──────── DATASET CONTENT ────────
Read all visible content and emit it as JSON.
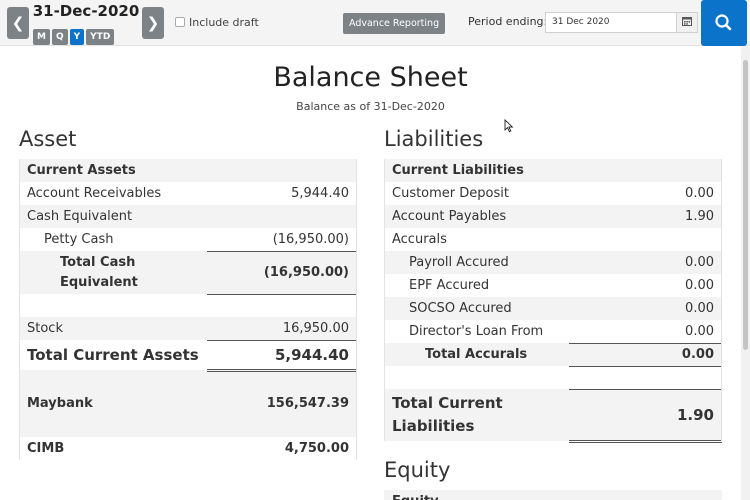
{
  "toolbar": {
    "date": "31-Dec-2020",
    "periods": [
      "M",
      "Q",
      "Y",
      "YTD"
    ],
    "active_period": "Y",
    "include_draft_label": "Include draft",
    "advanced_reporting_label": "Advance Reporting",
    "period_ending_label": "Period ending:",
    "period_ending_value": "31 Dec 2020"
  },
  "report": {
    "title": "Balance Sheet",
    "subtitle": "Balance as of 31-Dec-2020"
  },
  "asset": {
    "title": "Asset",
    "current_assets_header": "Current Assets",
    "rows": {
      "account_receivables": {
        "label": "Account Receivables",
        "value": "5,944.40"
      },
      "cash_equivalent": {
        "label": "Cash Equivalent"
      },
      "petty_cash": {
        "label": "Petty Cash",
        "value": "(16,950.00)"
      },
      "total_cash_equivalent": {
        "label": "Total Cash Equivalent",
        "value": "(16,950.00)"
      },
      "stock": {
        "label": "Stock",
        "value": "16,950.00"
      },
      "total_current_assets": {
        "label": "Total Current Assets",
        "value": "5,944.40"
      },
      "maybank": {
        "label": "Maybank",
        "value": "156,547.39"
      },
      "cimb": {
        "label": "CIMB",
        "value": "4,750.00"
      }
    }
  },
  "liabilities": {
    "title": "Liabilities",
    "current_liabilities_header": "Current Liabilities",
    "rows": {
      "customer_deposit": {
        "label": "Customer Deposit",
        "value": "0.00"
      },
      "account_payables": {
        "label": "Account Payables",
        "value": "1.90"
      },
      "accurals": {
        "label": "Accurals"
      },
      "payroll_accured": {
        "label": "Payroll Accured",
        "value": "0.00"
      },
      "epf_accured": {
        "label": "EPF Accured",
        "value": "0.00"
      },
      "socso_accured": {
        "label": "SOCSO Accured",
        "value": "0.00"
      },
      "directors_loan_from": {
        "label": "Director's Loan From",
        "value": "0.00"
      },
      "total_accurals": {
        "label": "Total Accurals",
        "value": "0.00"
      },
      "total_current_liabilities": {
        "label": "Total Current Liabilities",
        "value": "1.90"
      }
    }
  },
  "equity": {
    "title": "Equity",
    "first_row_label": "Equity"
  }
}
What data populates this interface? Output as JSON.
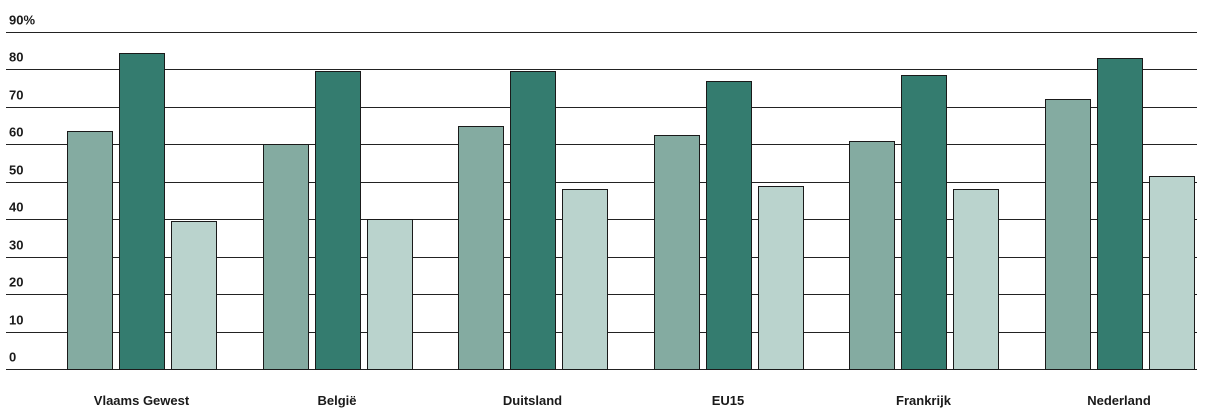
{
  "chart_data": {
    "type": "bar",
    "title": "",
    "xlabel": "",
    "ylabel": "",
    "ylim": [
      0,
      90
    ],
    "y_ticks": [
      "0",
      "10",
      "20",
      "30",
      "40",
      "50",
      "60",
      "70",
      "80",
      "90%"
    ],
    "grid": true,
    "legend": "none",
    "categories": [
      "Vlaams Gewest",
      "België",
      "Duitsland",
      "EU15",
      "Frankrijk",
      "Nederland"
    ],
    "series": [
      {
        "color": "#84aba1",
        "values": [
          63.5,
          60.0,
          65.0,
          62.5,
          61.0,
          72.0
        ]
      },
      {
        "color": "#347c6f",
        "values": [
          84.5,
          79.5,
          79.5,
          77.0,
          78.5,
          83.0
        ]
      },
      {
        "color": "#bad3cd",
        "values": [
          39.5,
          40.0,
          48.0,
          49.0,
          48.0,
          51.5
        ]
      }
    ]
  }
}
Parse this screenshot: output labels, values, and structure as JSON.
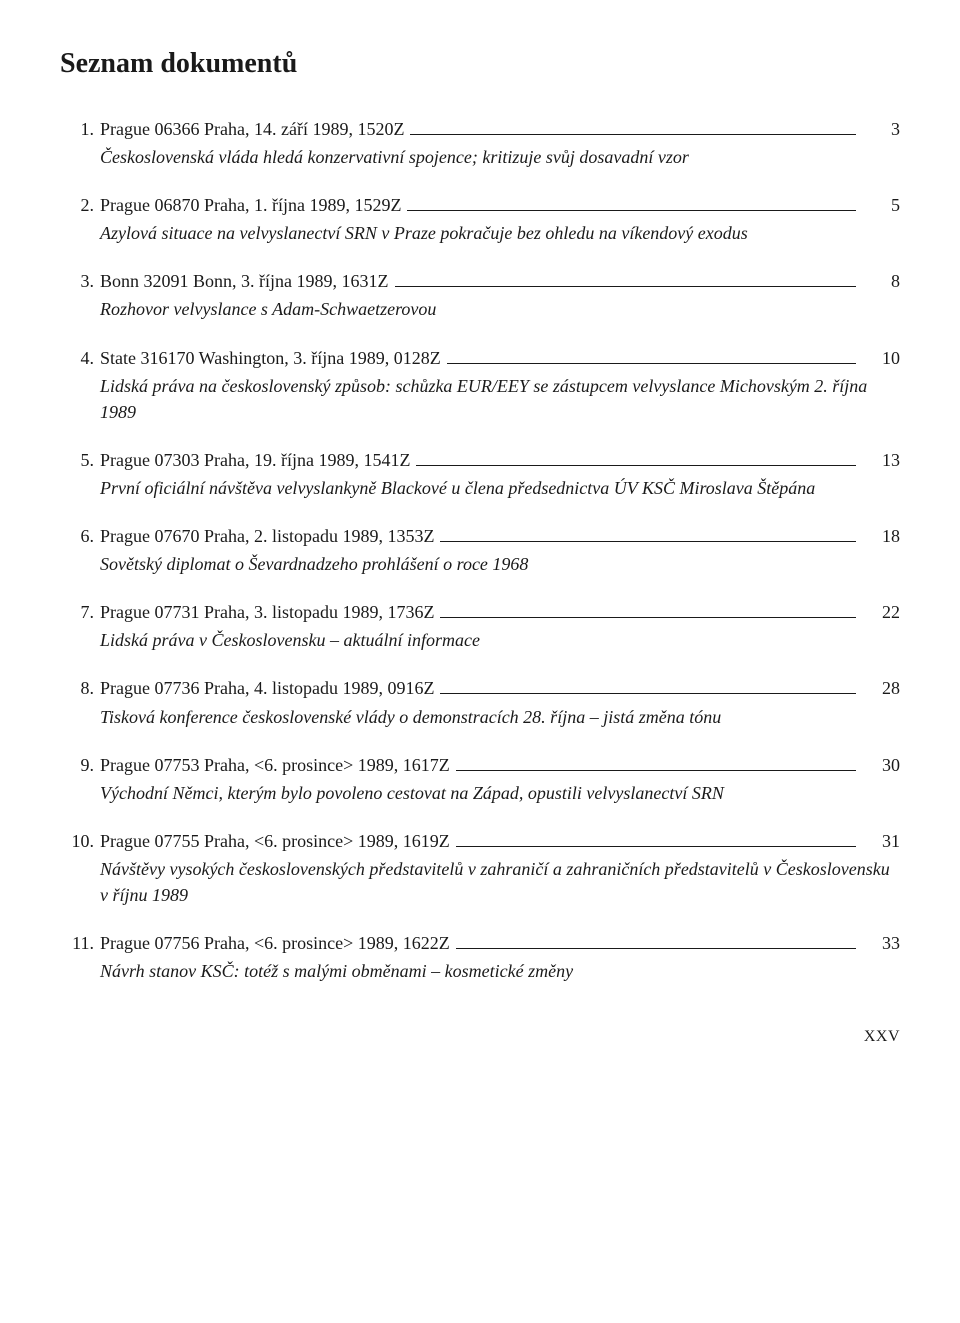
{
  "page": {
    "heading": "Seznam dokumentů",
    "footer": "XXV"
  },
  "entries": [
    {
      "num": "1.",
      "title": "Prague 06366    Praha, 14. září 1989, 1520Z",
      "page": "3",
      "desc": "Československá vláda hledá konzervativní spojence; kritizuje svůj dosavadní vzor"
    },
    {
      "num": "2.",
      "title": "Prague 06870    Praha, 1. října 1989, 1529Z",
      "page": "5",
      "desc": "Azylová situace na velvyslanectví SRN v Praze pokračuje bez ohledu na víkendový exodus"
    },
    {
      "num": "3.",
      "title": "Bonn 32091    Bonn, 3. října 1989, 1631Z",
      "page": "8",
      "desc": "Rozhovor velvyslance s Adam-Schwaetzerovou"
    },
    {
      "num": "4.",
      "title": "State 316170    Washington, 3. října 1989, 0128Z",
      "page": "10",
      "desc": "Lidská práva na československý způsob: schůzka EUR/EEY se zástupcem velvyslance Michovským 2. října 1989"
    },
    {
      "num": "5.",
      "title": "Prague 07303    Praha, 19. října 1989, 1541Z",
      "page": "13",
      "desc": "První oficiální návštěva velvyslankyně Blackové u člena předsednictva ÚV KSČ Miroslava Štěpána"
    },
    {
      "num": "6.",
      "title": "Prague 07670    Praha, 2. listopadu 1989, 1353Z",
      "page": "18",
      "desc": "Sovětský diplomat o Ševardnadzeho prohlášení o roce 1968"
    },
    {
      "num": "7.",
      "title": "Prague 07731    Praha, 3. listopadu 1989, 1736Z",
      "page": "22",
      "desc": "Lidská práva v Československu – aktuální informace"
    },
    {
      "num": "8.",
      "title": "Prague 07736    Praha, 4. listopadu 1989, 0916Z",
      "page": "28",
      "desc": "Tisková konference československé vlády o demonstracích 28. října – jistá změna tónu"
    },
    {
      "num": "9.",
      "title": "Prague 07753    Praha, <6. prosince> 1989, 1617Z",
      "page": "30",
      "desc": "Východní Němci, kterým bylo povoleno cestovat na Západ, opustili velvyslanectví SRN"
    },
    {
      "num": "10.",
      "title": "Prague 07755    Praha, <6. prosince> 1989, 1619Z",
      "page": "31",
      "desc": "Návštěvy vysokých československých představitelů v zahraničí a zahraničních představitelů v Československu v říjnu 1989"
    },
    {
      "num": "11.",
      "title": "Prague 07756    Praha, <6. prosince> 1989, 1622Z",
      "page": "33",
      "desc": "Návrh stanov KSČ: totéž s malými obměnami – kosmetické změny"
    }
  ]
}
────────
PROBLEM TO SOLVE
Apart from the pictures, the entries above are to be repeated in full and exactly.

REPLY
Read all visible content and emit it as JSON.
{
  "toolbar": {
    "date": "31-Dec-2020",
    "periods": [
      "M",
      "Q",
      "Y",
      "YTD"
    ],
    "active_period": "Y",
    "include_draft_label": "Include draft",
    "advanced_reporting_label": "Advance Reporting",
    "period_ending_label": "Period ending:",
    "period_ending_value": "31 Dec 2020"
  },
  "report": {
    "title": "Balance Sheet",
    "subtitle": "Balance as of 31-Dec-2020"
  },
  "asset": {
    "title": "Asset",
    "current_assets_header": "Current Assets",
    "rows": {
      "account_receivables": {
        "label": "Account Receivables",
        "value": "5,944.40"
      },
      "cash_equivalent": {
        "label": "Cash Equivalent"
      },
      "petty_cash": {
        "label": "Petty Cash",
        "value": "(16,950.00)"
      },
      "total_cash_equivalent": {
        "label": "Total Cash Equivalent",
        "value": "(16,950.00)"
      },
      "stock": {
        "label": "Stock",
        "value": "16,950.00"
      },
      "total_current_assets": {
        "label": "Total Current Assets",
        "value": "5,944.40"
      },
      "maybank": {
        "label": "Maybank",
        "value": "156,547.39"
      },
      "cimb": {
        "label": "CIMB",
        "value": "4,750.00"
      }
    }
  },
  "liabilities": {
    "title": "Liabilities",
    "current_liabilities_header": "Current Liabilities",
    "rows": {
      "customer_deposit": {
        "label": "Customer Deposit",
        "value": "0.00"
      },
      "account_payables": {
        "label": "Account Payables",
        "value": "1.90"
      },
      "accurals": {
        "label": "Accurals"
      },
      "payroll_accured": {
        "label": "Payroll Accured",
        "value": "0.00"
      },
      "epf_accured": {
        "label": "EPF Accured",
        "value": "0.00"
      },
      "socso_accured": {
        "label": "SOCSO Accured",
        "value": "0.00"
      },
      "directors_loan_from": {
        "label": "Director's Loan From",
        "value": "0.00"
      },
      "total_accurals": {
        "label": "Total Accurals",
        "value": "0.00"
      },
      "total_current_liabilities": {
        "label": "Total Current Liabilities",
        "value": "1.90"
      }
    }
  },
  "equity": {
    "title": "Equity",
    "first_row_label": "Equity"
  }
}
What data populates this interface? Output as JSON.
{
  "chart_data": {
    "type": "bar",
    "title": "",
    "xlabel": "",
    "ylabel": "",
    "ylim": [
      0,
      90
    ],
    "y_ticks": [
      "0",
      "10",
      "20",
      "30",
      "40",
      "50",
      "60",
      "70",
      "80",
      "90%"
    ],
    "grid": true,
    "legend": "none",
    "categories": [
      "Vlaams Gewest",
      "België",
      "Duitsland",
      "EU15",
      "Frankrijk",
      "Nederland"
    ],
    "series": [
      {
        "color": "#84aba1",
        "values": [
          63.5,
          60.0,
          65.0,
          62.5,
          61.0,
          72.0
        ]
      },
      {
        "color": "#347c6f",
        "values": [
          84.5,
          79.5,
          79.5,
          77.0,
          78.5,
          83.0
        ]
      },
      {
        "color": "#bad3cd",
        "values": [
          39.5,
          40.0,
          48.0,
          49.0,
          48.0,
          51.5
        ]
      }
    ]
  }
}
Parse this screenshot: output labels, values, and structure as JSON.
{
  "page": {
    "heading": "Seznam dokumentů",
    "footer": "XXV"
  },
  "entries": [
    {
      "num": "1.",
      "title": "Prague 06366    Praha, 14. září 1989, 1520Z",
      "page": "3",
      "desc": "Československá vláda hledá konzervativní spojence; kritizuje svůj dosavadní vzor"
    },
    {
      "num": "2.",
      "title": "Prague 06870    Praha, 1. října 1989, 1529Z",
      "page": "5",
      "desc": "Azylová situace na velvyslanectví SRN v Praze pokračuje bez ohledu na víkendový exodus"
    },
    {
      "num": "3.",
      "title": "Bonn 32091    Bonn, 3. října 1989, 1631Z",
      "page": "8",
      "desc": "Rozhovor velvyslance s Adam-Schwaetzerovou"
    },
    {
      "num": "4.",
      "title": "State 316170    Washington, 3. října 1989, 0128Z",
      "page": "10",
      "desc": "Lidská práva na československý způsob: schůzka EUR/EEY se zástupcem velvyslance Michovským 2. října 1989"
    },
    {
      "num": "5.",
      "title": "Prague 07303    Praha, 19. října 1989, 1541Z",
      "page": "13",
      "desc": "První oficiální návštěva velvyslankyně Blackové u člena předsednictva ÚV KSČ Miroslava Štěpána"
    },
    {
      "num": "6.",
      "title": "Prague 07670    Praha, 2. listopadu 1989, 1353Z",
      "page": "18",
      "desc": "Sovětský diplomat o Ševardnadzeho prohlášení o roce 1968"
    },
    {
      "num": "7.",
      "title": "Prague 07731    Praha, 3. listopadu 1989, 1736Z",
      "page": "22",
      "desc": "Lidská práva v Československu – aktuální informace"
    },
    {
      "num": "8.",
      "title": "Prague 07736    Praha, 4. listopadu 1989, 0916Z",
      "page": "28",
      "desc": "Tisková konference československé vlády o demonstracích 28. října – jistá změna tónu"
    },
    {
      "num": "9.",
      "title": "Prague 07753    Praha, <6. prosince> 1989, 1617Z",
      "page": "30",
      "desc": "Východní Němci, kterým bylo povoleno cestovat na Západ, opustili velvyslanectví SRN"
    },
    {
      "num": "10.",
      "title": "Prague 07755    Praha, <6. prosince> 1989, 1619Z",
      "page": "31",
      "desc": "Návštěvy vysokých československých představitelů v zahraničí a zahraničních představitelů v Československu v říjnu 1989"
    },
    {
      "num": "11.",
      "title": "Prague 07756    Praha, <6. prosince> 1989, 1622Z",
      "page": "33",
      "desc": "Návrh stanov KSČ: totéž s malými obměnami – kosmetické změny"
    }
  ]
}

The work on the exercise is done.